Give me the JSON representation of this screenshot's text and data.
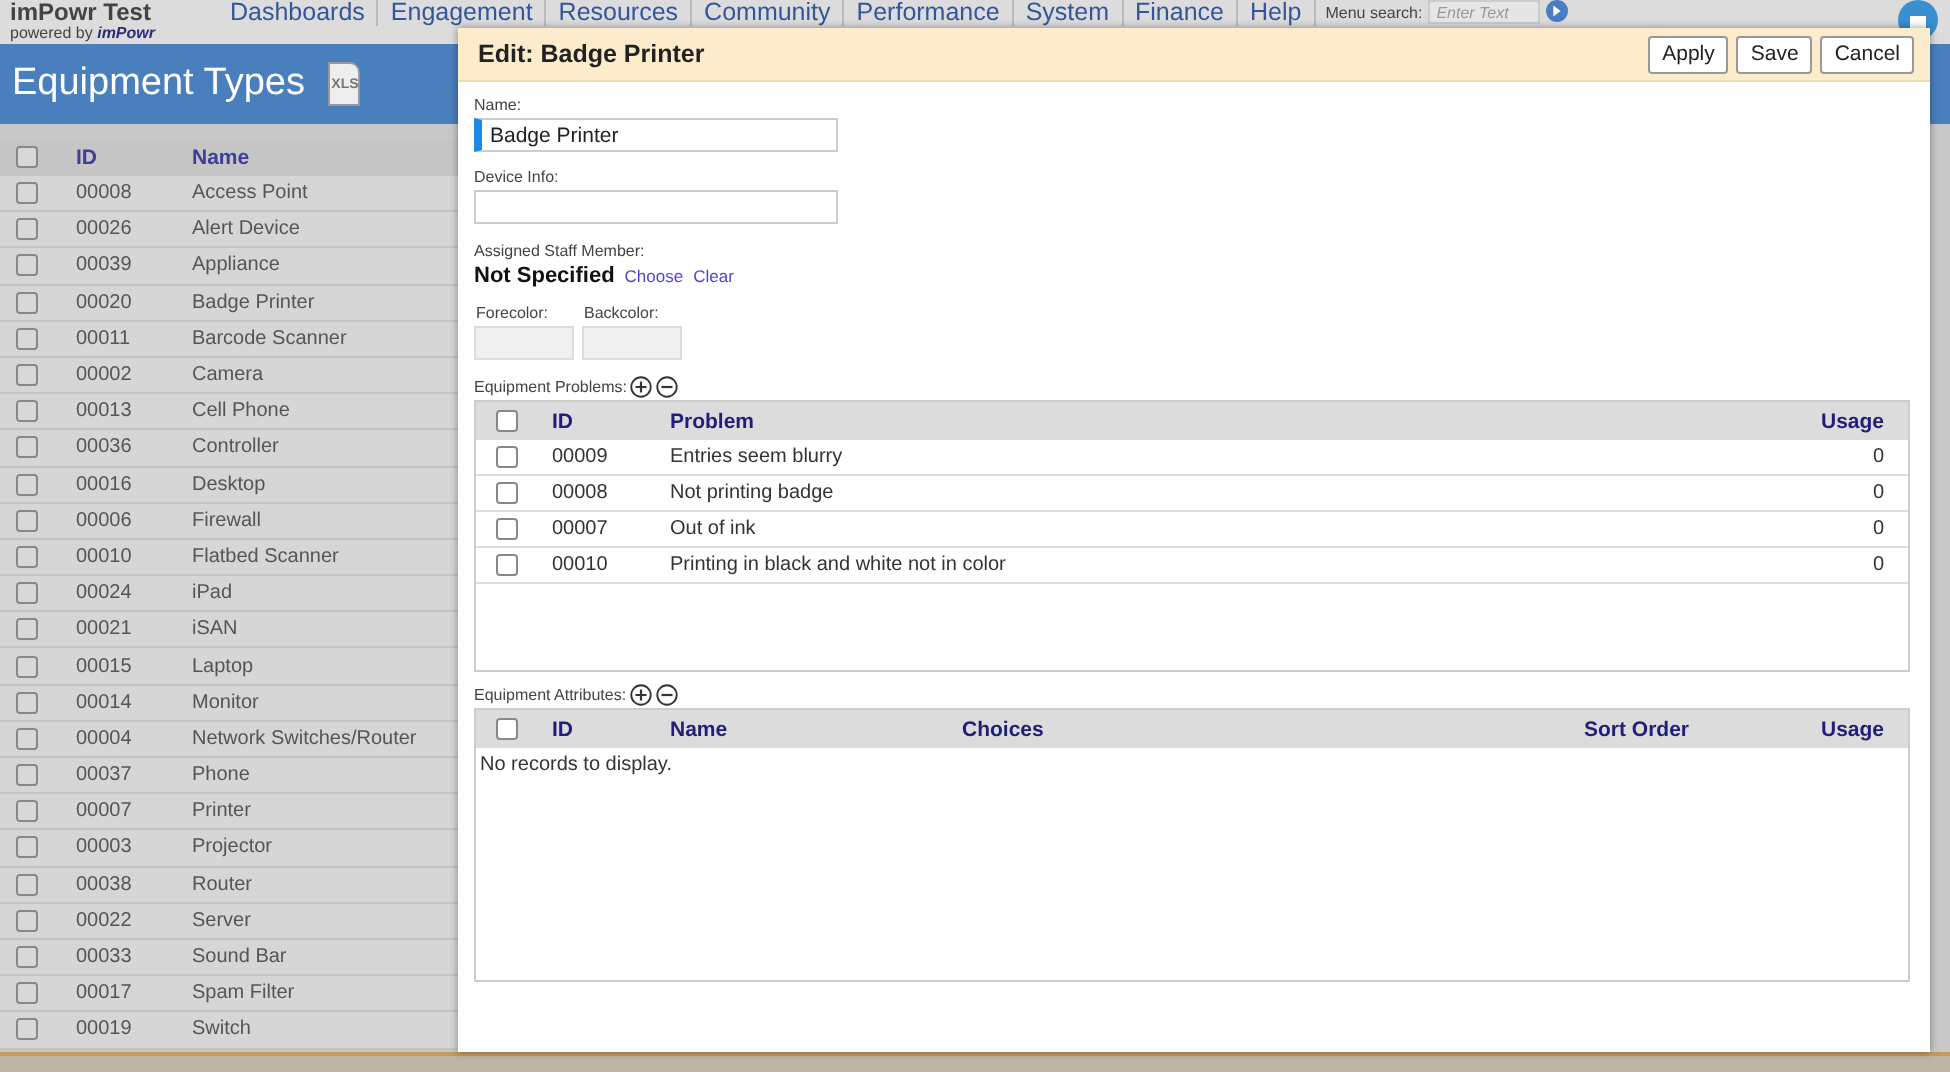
{
  "top_bar": {
    "logo_title": "imPowr Test",
    "logo_tagline": "powered by **imPowr**",
    "menu": [
      "Dashboards",
      "Engagement",
      "Resources",
      "Community",
      "Performance",
      "System",
      "Finance",
      "Help"
    ],
    "menu_search_label": "Menu search:",
    "menu_search": {
      "placeholder": "Enter Text"
    }
  },
  "page": {
    "title": "Equipment Types",
    "export_icon_label": "XLS"
  },
  "types_table": {
    "columns": [
      "ID",
      "Name"
    ],
    "header_checked": false,
    "rows": [
      {
        "id": "00008",
        "name": "Access Point",
        "checked": false
      },
      {
        "id": "00026",
        "name": "Alert Device",
        "checked": false
      },
      {
        "id": "00039",
        "name": "Appliance",
        "checked": false
      },
      {
        "id": "00020",
        "name": "Badge Printer",
        "checked": false
      },
      {
        "id": "00011",
        "name": "Barcode Scanner",
        "checked": false
      },
      {
        "id": "00002",
        "name": "Camera",
        "checked": false
      },
      {
        "id": "00013",
        "name": "Cell Phone",
        "checked": false
      },
      {
        "id": "00036",
        "name": "Controller",
        "checked": false
      },
      {
        "id": "00016",
        "name": "Desktop",
        "checked": false
      },
      {
        "id": "00006",
        "name": "Firewall",
        "checked": false
      },
      {
        "id": "00010",
        "name": "Flatbed Scanner",
        "checked": false
      },
      {
        "id": "00024",
        "name": "iPad",
        "checked": false
      },
      {
        "id": "00021",
        "name": "iSAN",
        "checked": false
      },
      {
        "id": "00015",
        "name": "Laptop",
        "checked": false
      },
      {
        "id": "00014",
        "name": "Monitor",
        "checked": false
      },
      {
        "id": "00004",
        "name": "Network Switches/Router",
        "checked": false
      },
      {
        "id": "00037",
        "name": "Phone",
        "checked": false
      },
      {
        "id": "00007",
        "name": "Printer",
        "checked": false
      },
      {
        "id": "00003",
        "name": "Projector",
        "checked": false
      },
      {
        "id": "00038",
        "name": "Router",
        "checked": false
      },
      {
        "id": "00022",
        "name": "Server",
        "checked": false
      },
      {
        "id": "00033",
        "name": "Sound Bar",
        "checked": false
      },
      {
        "id": "00017",
        "name": "Spam Filter",
        "checked": false
      },
      {
        "id": "00019",
        "name": "Switch",
        "checked": false
      }
    ]
  },
  "dialog": {
    "title": "Edit: Badge Printer",
    "buttons": [
      "Apply",
      "Save",
      "Cancel"
    ],
    "name_label": "Name:",
    "name_value": "Badge Printer",
    "device_info_label": "Device Info:",
    "staff_label": "Assigned Staff Member:",
    "staff_value": "Not Specified",
    "staff_links": [
      "Choose",
      "Clear"
    ],
    "forecolor_label": "Forecolor:",
    "backcolor_label": "Backcolor:",
    "problems": {
      "label": "Equipment Problems:",
      "columns": [
        "ID",
        "Problem",
        "Usage"
      ],
      "header_checked": false,
      "rows": [
        {
          "cells": [
            "00009",
            "Entries seem blurry",
            "0"
          ],
          "checked": false
        },
        {
          "cells": [
            "00008",
            "Not printing badge",
            "0"
          ],
          "checked": false
        },
        {
          "cells": [
            "00007",
            "Out of ink",
            "0"
          ],
          "checked": false
        },
        {
          "cells": [
            "00010",
            "Printing in black and white not in color",
            "0"
          ],
          "checked": false
        }
      ]
    },
    "attributes": {
      "label": "Equipment Attributes:",
      "columns": [
        "ID",
        "Name",
        "Choices",
        "Sort Order",
        "Usage"
      ],
      "header_checked": false,
      "empty_text": "No records to display."
    }
  }
}
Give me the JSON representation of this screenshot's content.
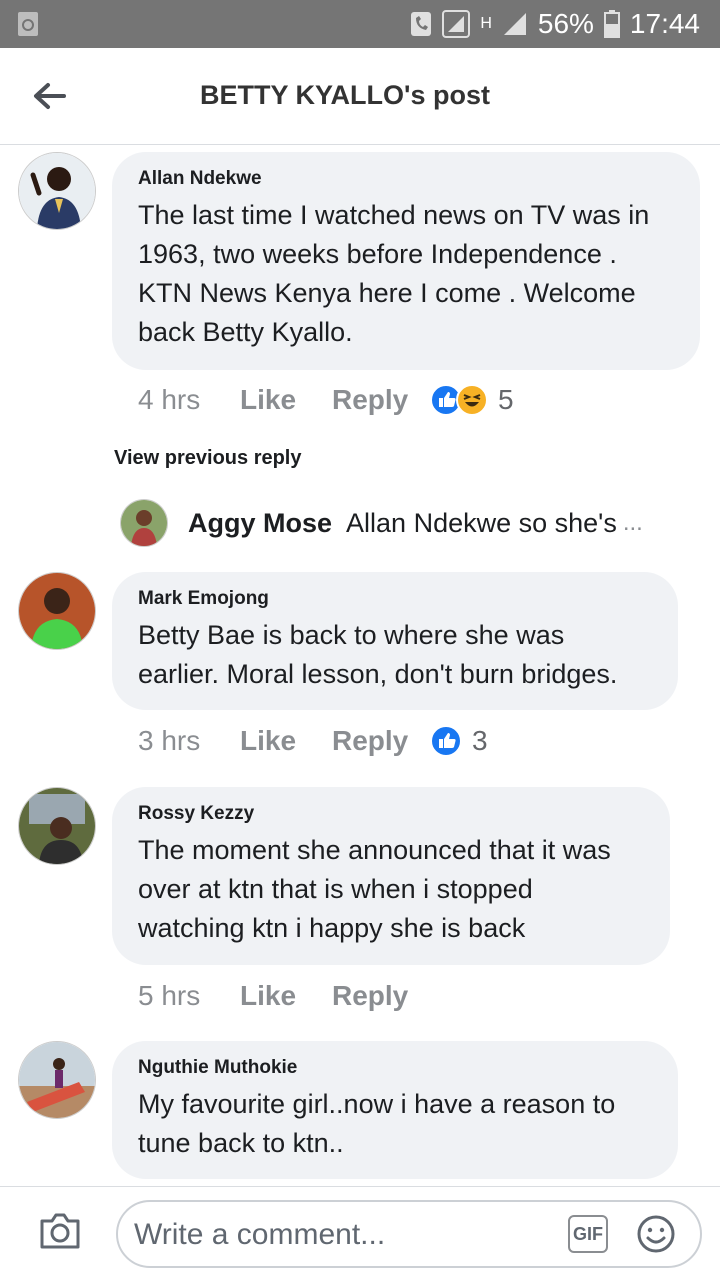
{
  "status_bar": {
    "battery": "56%",
    "time": "17:44",
    "network": "H"
  },
  "header": {
    "title": "BETTY KYALLO's post"
  },
  "comments": [
    {
      "name": "Allan Ndekwe",
      "text": "The last time I watched news on TV was in 1963, two weeks before Independence . KTN News Kenya here I come . Welcome back Betty Kyallo.",
      "time": "4 hrs",
      "like": "Like",
      "reply": "Reply",
      "reactions": "5"
    },
    {
      "name": "Mark Emojong",
      "text": "Betty Bae is back to where she was earlier. Moral lesson, don't burn bridges.",
      "time": "3 hrs",
      "like": "Like",
      "reply": "Reply",
      "reactions": "3"
    },
    {
      "name": "Rossy Kezzy",
      "text": "The moment she announced that it was over at ktn that is when i stopped watching ktn i happy she is back",
      "time": "5 hrs",
      "like": "Like",
      "reply": "Reply"
    },
    {
      "name": "Nguthie Muthokie",
      "text": "My favourite girl..now i have a reason to tune back to ktn.."
    }
  ],
  "view_previous": "View previous reply",
  "sub_reply": {
    "name": "Aggy Mose",
    "text": "Allan Ndekwe so she's",
    "ellipsis": "..."
  },
  "composer": {
    "placeholder": "Write a comment...",
    "gif": "GIF"
  },
  "icons": [
    "back-arrow-icon",
    "camera-icon",
    "gif-icon",
    "emoji-icon",
    "like-reaction-icon",
    "haha-reaction-icon"
  ],
  "colors": {
    "status_bar": "#757575",
    "bubble": "#f0f2f5",
    "like_blue": "#1877f2",
    "meta_gray": "#8a8d91"
  }
}
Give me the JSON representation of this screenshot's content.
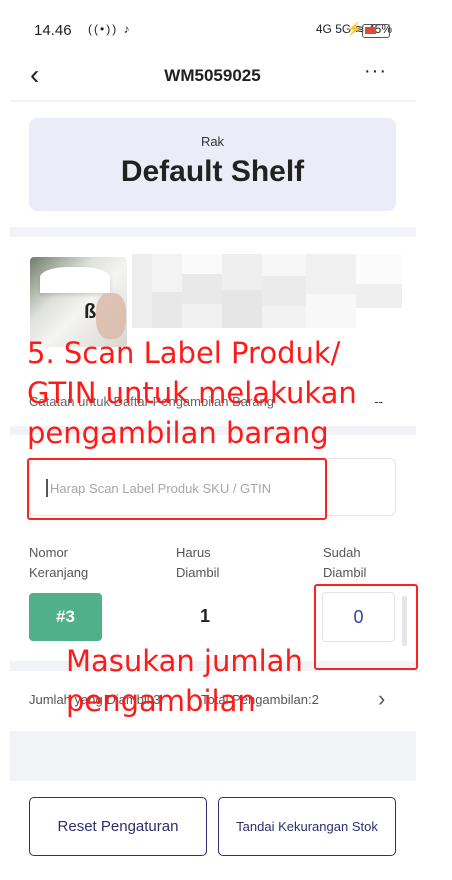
{
  "status_bar": {
    "time": "14.46",
    "left_icons": "((•)) ♪",
    "network": "4G 5G",
    "battery_percent": "45%"
  },
  "header": {
    "back_icon": "chevron-left-icon",
    "title": "WM5059025",
    "more_icon": "more-dots-icon"
  },
  "shelf": {
    "label": "Rak",
    "name": "Default Shelf"
  },
  "product": {
    "note_label": "Catatan untuk Daftar Pengambilan Barang",
    "note_value": "--"
  },
  "scan": {
    "placeholder": "Harap Scan Label Produk SKU / GTIN"
  },
  "columns": {
    "basket": "Nomor\nKeranjang",
    "required": "Harus\nDiambil",
    "taken": "Sudah\nDiambil"
  },
  "row": {
    "basket_number": "#3",
    "required_qty": "1",
    "taken_qty": "0"
  },
  "summary": {
    "taken_label": "Jumlah yang Diambil:3",
    "total_label": "Total Pengambilan:2"
  },
  "buttons": {
    "reset": "Reset Pengaturan",
    "shortage": "Tandai Kekurangan Stok"
  },
  "annotations": {
    "scan_instruction": "5. Scan Label Produk/\nGTIN untuk melakukan\npengambilan barang",
    "qty_instruction": "Masukan jumlah\npengambilan"
  },
  "colors": {
    "accent": "#2d2f6e",
    "basket_badge": "#4fb08a",
    "shelf_card": "#ececf8",
    "annotation": "#ff1a1a"
  }
}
####
_Exercise goal_. Restate the full listing verbatim and drop every picture.

_Task result_.
Give me the JSON representation of this screenshot's text and data.
{
  "top_bar": {
    "logo_title": "imPowr Test",
    "logo_tagline": "powered by **imPowr**",
    "menu": [
      "Dashboards",
      "Engagement",
      "Resources",
      "Community",
      "Performance",
      "System",
      "Finance",
      "Help"
    ],
    "menu_search_label": "Menu search:",
    "menu_search": {
      "placeholder": "Enter Text"
    }
  },
  "page": {
    "title": "Equipment Types",
    "export_icon_label": "XLS"
  },
  "types_table": {
    "columns": [
      "ID",
      "Name"
    ],
    "header_checked": false,
    "rows": [
      {
        "id": "00008",
        "name": "Access Point",
        "checked": false
      },
      {
        "id": "00026",
        "name": "Alert Device",
        "checked": false
      },
      {
        "id": "00039",
        "name": "Appliance",
        "checked": false
      },
      {
        "id": "00020",
        "name": "Badge Printer",
        "checked": false
      },
      {
        "id": "00011",
        "name": "Barcode Scanner",
        "checked": false
      },
      {
        "id": "00002",
        "name": "Camera",
        "checked": false
      },
      {
        "id": "00013",
        "name": "Cell Phone",
        "checked": false
      },
      {
        "id": "00036",
        "name": "Controller",
        "checked": false
      },
      {
        "id": "00016",
        "name": "Desktop",
        "checked": false
      },
      {
        "id": "00006",
        "name": "Firewall",
        "checked": false
      },
      {
        "id": "00010",
        "name": "Flatbed Scanner",
        "checked": false
      },
      {
        "id": "00024",
        "name": "iPad",
        "checked": false
      },
      {
        "id": "00021",
        "name": "iSAN",
        "checked": false
      },
      {
        "id": "00015",
        "name": "Laptop",
        "checked": false
      },
      {
        "id": "00014",
        "name": "Monitor",
        "checked": false
      },
      {
        "id": "00004",
        "name": "Network Switches/Router",
        "checked": false
      },
      {
        "id": "00037",
        "name": "Phone",
        "checked": false
      },
      {
        "id": "00007",
        "name": "Printer",
        "checked": false
      },
      {
        "id": "00003",
        "name": "Projector",
        "checked": false
      },
      {
        "id": "00038",
        "name": "Router",
        "checked": false
      },
      {
        "id": "00022",
        "name": "Server",
        "checked": false
      },
      {
        "id": "00033",
        "name": "Sound Bar",
        "checked": false
      },
      {
        "id": "00017",
        "name": "Spam Filter",
        "checked": false
      },
      {
        "id": "00019",
        "name": "Switch",
        "checked": false
      }
    ]
  },
  "dialog": {
    "title": "Edit: Badge Printer",
    "buttons": [
      "Apply",
      "Save",
      "Cancel"
    ],
    "name_label": "Name:",
    "name_value": "Badge Printer",
    "device_info_label": "Device Info:",
    "staff_label": "Assigned Staff Member:",
    "staff_value": "Not Specified",
    "staff_links": [
      "Choose",
      "Clear"
    ],
    "forecolor_label": "Forecolor:",
    "backcolor_label": "Backcolor:",
    "problems": {
      "label": "Equipment Problems:",
      "columns": [
        "ID",
        "Problem",
        "Usage"
      ],
      "header_checked": false,
      "rows": [
        {
          "cells": [
            "00009",
            "Entries seem blurry",
            "0"
          ],
          "checked": false
        },
        {
          "cells": [
            "00008",
            "Not printing badge",
            "0"
          ],
          "checked": false
        },
        {
          "cells": [
            "00007",
            "Out of ink",
            "0"
          ],
          "checked": false
        },
        {
          "cells": [
            "00010",
            "Printing in black and white not in color",
            "0"
          ],
          "checked": false
        }
      ]
    },
    "attributes": {
      "label": "Equipment Attributes:",
      "columns": [
        "ID",
        "Name",
        "Choices",
        "Sort Order",
        "Usage"
      ],
      "header_checked": false,
      "empty_text": "No records to display."
    }
  }
}
Give me the JSON representation of this screenshot's content.
{
  "status_bar": {
    "battery": "56%",
    "time": "17:44",
    "network": "H"
  },
  "header": {
    "title": "BETTY KYALLO's post"
  },
  "comments": [
    {
      "name": "Allan Ndekwe",
      "text": "The last time I watched news on TV was in 1963, two weeks before Independence . KTN News Kenya here I come . Welcome back Betty Kyallo.",
      "time": "4 hrs",
      "like": "Like",
      "reply": "Reply",
      "reactions": "5"
    },
    {
      "name": "Mark Emojong",
      "text": "Betty Bae is back to where she was earlier. Moral lesson, don't burn bridges.",
      "time": "3 hrs",
      "like": "Like",
      "reply": "Reply",
      "reactions": "3"
    },
    {
      "name": "Rossy Kezzy",
      "text": "The moment she announced that it was over at ktn that is when i stopped watching ktn i happy she is back",
      "time": "5 hrs",
      "like": "Like",
      "reply": "Reply"
    },
    {
      "name": "Nguthie Muthokie",
      "text": "My favourite girl..now i have a reason to tune back to ktn.."
    }
  ],
  "view_previous": "View previous reply",
  "sub_reply": {
    "name": "Aggy Mose",
    "text": "Allan Ndekwe so she's",
    "ellipsis": "..."
  },
  "composer": {
    "placeholder": "Write a comment...",
    "gif": "GIF"
  },
  "icons": [
    "back-arrow-icon",
    "camera-icon",
    "gif-icon",
    "emoji-icon",
    "like-reaction-icon",
    "haha-reaction-icon"
  ],
  "colors": {
    "status_bar": "#757575",
    "bubble": "#f0f2f5",
    "like_blue": "#1877f2",
    "meta_gray": "#8a8d91"
  }
}
Give me the JSON representation of this screenshot's content.
{
  "status_bar": {
    "time": "14.46",
    "left_icons": "((•)) ♪",
    "network": "4G 5G",
    "battery_percent": "45%"
  },
  "header": {
    "back_icon": "chevron-left-icon",
    "title": "WM5059025",
    "more_icon": "more-dots-icon"
  },
  "shelf": {
    "label": "Rak",
    "name": "Default Shelf"
  },
  "product": {
    "note_label": "Catatan untuk Daftar Pengambilan Barang",
    "note_value": "--"
  },
  "scan": {
    "placeholder": "Harap Scan Label Produk SKU / GTIN"
  },
  "columns": {
    "basket": "Nomor\nKeranjang",
    "required": "Harus\nDiambil",
    "taken": "Sudah\nDiambil"
  },
  "row": {
    "basket_number": "#3",
    "required_qty": "1",
    "taken_qty": "0"
  },
  "summary": {
    "taken_label": "Jumlah yang Diambil:3",
    "total_label": "Total Pengambilan:2"
  },
  "buttons": {
    "reset": "Reset Pengaturan",
    "shortage": "Tandai Kekurangan Stok"
  },
  "annotations": {
    "scan_instruction": "5. Scan Label Produk/\nGTIN untuk melakukan\npengambilan barang",
    "qty_instruction": "Masukan jumlah\npengambilan"
  },
  "colors": {
    "accent": "#2d2f6e",
    "basket_badge": "#4fb08a",
    "shelf_card": "#ececf8",
    "annotation": "#ff1a1a"
  }
}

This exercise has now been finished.